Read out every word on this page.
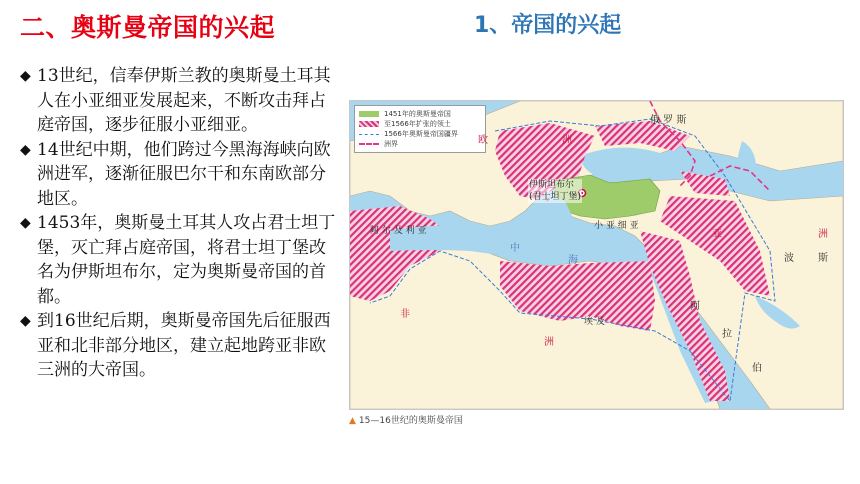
二、奥斯曼帝国的兴起	1、帝国的兴起
◆ 13世纪，信奉伊斯兰教的奥斯曼土耳其人在小亚细亚发展起来，不断攻击拜占庭帝国，逐步征服小亚细亚。
◆ 14世纪中期，他们跨过今黑海海峡向欧洲进军，逐渐征服巴尔干和东南欧部分地区。
◆ 1453年，奥斯曼土耳其人攻占君士坦丁堡，灭亡拜占庭帝国，将君士坦丁堡改名为伊斯坦布尔，定为奥斯曼帝国的首都。
◆ 到16世纪后期，奥斯曼帝国先后征服西亚和北非部分地区，建立起地跨亚非欧三洲的大帝国。
1451年的奥斯曼帝国
至1566年扩张的领土
1566年奥斯曼帝国疆界
洲界
俄 罗 斯
欧	洲
伊斯坦布尔
(君士坦丁堡)
小 亚 细 亚
阿 尔 及 利 亚
中
海
亚	洲
波 斯
阿
拉
伯
非
洲
埃 及
▲ 15—16世纪的奥斯曼帝国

TO DO: Output the lines above in full and exactly as given, omitting any pictures.

RESULT OF THE EXERCISE:
Read out every word on this page.
二、奥斯曼帝国的兴起	1、帝国的兴起
◆ 13世纪，信奉伊斯兰教的奥斯曼土耳其人在小亚细亚发展起来，不断攻击拜占庭帝国，逐步征服小亚细亚。
◆ 14世纪中期，他们跨过今黑海海峡向欧洲进军，逐渐征服巴尔干和东南欧部分地区。
◆ 1453年，奥斯曼土耳其人攻占君士坦丁堡，灭亡拜占庭帝国，将君士坦丁堡改名为伊斯坦布尔，定为奥斯曼帝国的首都。
◆ 到16世纪后期，奥斯曼帝国先后征服西亚和北非部分地区，建立起地跨亚非欧三洲的大帝国。
1451年的奥斯曼帝国
至1566年扩张的领土
1566年奥斯曼帝国疆界
洲界
俄 罗 斯
欧	洲
伊斯坦布尔
(君士坦丁堡)
小 亚 细 亚
阿 尔 及 利 亚
中
海
亚	洲
波 斯
阿
拉
伯
非
洲
埃 及
▲ 15—16世纪的奥斯曼帝国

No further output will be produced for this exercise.